» **DIRECTION**: In the material below, find each line holding the string "screenshot" and copy it.

========================================

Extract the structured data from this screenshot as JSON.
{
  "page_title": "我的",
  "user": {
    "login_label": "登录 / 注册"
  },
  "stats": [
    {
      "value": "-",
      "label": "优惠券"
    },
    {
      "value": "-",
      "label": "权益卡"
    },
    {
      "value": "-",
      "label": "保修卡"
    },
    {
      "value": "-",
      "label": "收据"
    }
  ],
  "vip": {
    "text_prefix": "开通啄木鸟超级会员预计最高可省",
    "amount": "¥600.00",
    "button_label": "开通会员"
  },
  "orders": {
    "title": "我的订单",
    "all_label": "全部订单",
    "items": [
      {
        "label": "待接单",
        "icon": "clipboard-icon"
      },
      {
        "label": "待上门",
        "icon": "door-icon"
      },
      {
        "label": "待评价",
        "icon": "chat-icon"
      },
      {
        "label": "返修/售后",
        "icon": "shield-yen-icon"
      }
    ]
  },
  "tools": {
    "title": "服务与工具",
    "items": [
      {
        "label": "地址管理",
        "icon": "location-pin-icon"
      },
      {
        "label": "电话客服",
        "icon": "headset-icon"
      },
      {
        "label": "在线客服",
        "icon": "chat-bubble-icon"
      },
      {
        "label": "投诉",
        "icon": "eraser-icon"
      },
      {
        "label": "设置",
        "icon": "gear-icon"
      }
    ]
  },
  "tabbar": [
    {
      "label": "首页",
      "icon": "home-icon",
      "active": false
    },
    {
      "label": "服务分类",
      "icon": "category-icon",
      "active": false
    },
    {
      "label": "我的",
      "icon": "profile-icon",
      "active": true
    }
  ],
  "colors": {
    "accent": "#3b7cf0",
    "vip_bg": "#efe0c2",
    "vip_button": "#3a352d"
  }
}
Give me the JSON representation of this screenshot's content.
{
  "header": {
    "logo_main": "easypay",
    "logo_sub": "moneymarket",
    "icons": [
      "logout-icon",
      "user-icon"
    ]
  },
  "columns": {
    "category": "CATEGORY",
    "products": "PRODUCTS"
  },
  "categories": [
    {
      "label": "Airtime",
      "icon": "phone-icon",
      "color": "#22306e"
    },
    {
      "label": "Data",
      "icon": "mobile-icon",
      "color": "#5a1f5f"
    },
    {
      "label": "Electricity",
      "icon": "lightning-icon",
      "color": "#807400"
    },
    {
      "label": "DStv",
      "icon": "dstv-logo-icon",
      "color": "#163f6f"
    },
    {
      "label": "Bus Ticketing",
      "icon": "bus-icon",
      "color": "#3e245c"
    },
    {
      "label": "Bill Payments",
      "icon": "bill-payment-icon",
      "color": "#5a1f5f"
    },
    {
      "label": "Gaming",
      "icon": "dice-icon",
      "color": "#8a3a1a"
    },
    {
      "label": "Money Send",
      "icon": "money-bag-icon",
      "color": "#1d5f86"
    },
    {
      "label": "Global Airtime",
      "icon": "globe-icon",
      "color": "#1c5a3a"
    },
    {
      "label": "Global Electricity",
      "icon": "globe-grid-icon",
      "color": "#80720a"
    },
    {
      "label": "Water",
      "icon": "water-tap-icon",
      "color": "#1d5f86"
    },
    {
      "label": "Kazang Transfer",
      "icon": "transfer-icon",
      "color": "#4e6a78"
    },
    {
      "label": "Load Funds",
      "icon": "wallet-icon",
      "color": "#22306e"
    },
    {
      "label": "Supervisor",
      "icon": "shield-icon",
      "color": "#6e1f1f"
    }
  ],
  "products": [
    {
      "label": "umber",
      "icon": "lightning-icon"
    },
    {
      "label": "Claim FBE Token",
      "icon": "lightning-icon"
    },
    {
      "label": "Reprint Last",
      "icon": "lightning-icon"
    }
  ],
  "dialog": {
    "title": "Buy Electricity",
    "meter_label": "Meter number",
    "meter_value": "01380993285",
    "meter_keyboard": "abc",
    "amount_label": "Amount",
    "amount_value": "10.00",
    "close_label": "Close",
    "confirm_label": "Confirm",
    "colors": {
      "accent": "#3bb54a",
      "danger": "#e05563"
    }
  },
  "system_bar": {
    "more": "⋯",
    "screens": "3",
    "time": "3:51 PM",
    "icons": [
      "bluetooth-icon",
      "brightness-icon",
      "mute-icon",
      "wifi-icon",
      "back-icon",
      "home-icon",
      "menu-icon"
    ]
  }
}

========================================

» **TASK ANSWER**:
Extract the structured data from this screenshot as JSON.
Give me the JSON representation of this screenshot's content.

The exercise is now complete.